* Begin Supplied data *

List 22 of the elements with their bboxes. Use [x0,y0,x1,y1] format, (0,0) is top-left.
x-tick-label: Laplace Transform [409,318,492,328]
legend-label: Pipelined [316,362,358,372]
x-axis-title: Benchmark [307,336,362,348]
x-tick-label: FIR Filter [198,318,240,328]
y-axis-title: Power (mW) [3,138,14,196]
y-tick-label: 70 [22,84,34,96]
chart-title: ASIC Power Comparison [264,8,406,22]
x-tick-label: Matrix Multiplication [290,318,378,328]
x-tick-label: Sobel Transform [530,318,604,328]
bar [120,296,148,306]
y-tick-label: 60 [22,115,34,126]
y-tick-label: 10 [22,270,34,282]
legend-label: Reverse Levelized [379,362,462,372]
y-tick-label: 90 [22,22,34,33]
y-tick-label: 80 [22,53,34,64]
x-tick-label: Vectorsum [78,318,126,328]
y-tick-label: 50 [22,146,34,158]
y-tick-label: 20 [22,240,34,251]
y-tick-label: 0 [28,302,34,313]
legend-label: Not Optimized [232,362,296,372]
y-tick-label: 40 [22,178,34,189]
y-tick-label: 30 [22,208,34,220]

* End Supplied data *

__Short task__: Render every line of the material above as a JSON list of strings, one string per line, leaving out any blank lines.

__Answer to the task__:
[
  "List 22 of the elements with their bboxes. Use [x0,y0,x1,y1] format, (0,0) is top-left.",
  "x-tick-label: Laplace Transform [409,318,492,328]",
  "legend-label: Pipelined [316,362,358,372]",
  "x-axis-title: Benchmark [307,336,362,348]",
  "x-tick-label: FIR Filter [198,318,240,328]",
  "y-axis-title: Power (mW) [3,138,14,196]",
  "y-tick-label: 70 [22,84,34,96]",
  "chart-title: ASIC Power Comparison [264,8,406,22]",
  "x-tick-label: Matrix Multiplication [290,318,378,328]",
  "x-tick-label: Sobel Transform [530,318,604,328]",
  "bar [120,296,148,306]",
  "y-tick-label: 60 [22,115,34,126]",
  "y-tick-label: 10 [22,270,34,282]",
  "legend-label: Reverse Levelized [379,362,462,372]",
  "y-tick-label: 90 [22,22,34,33]",
  "y-tick-label: 80 [22,53,34,64]",
  "x-tick-label: Vectorsum [78,318,126,328]",
  "y-tick-label: 50 [22,146,34,158]",
  "y-tick-label: 20 [22,240,34,251]",
  "y-tick-label: 0 [28,302,34,313]",
  "legend-label: Not Optimized [232,362,296,372]",
  "y-tick-label: 40 [22,178,34,189]",
  "y-tick-label: 30 [22,208,34,220]"
]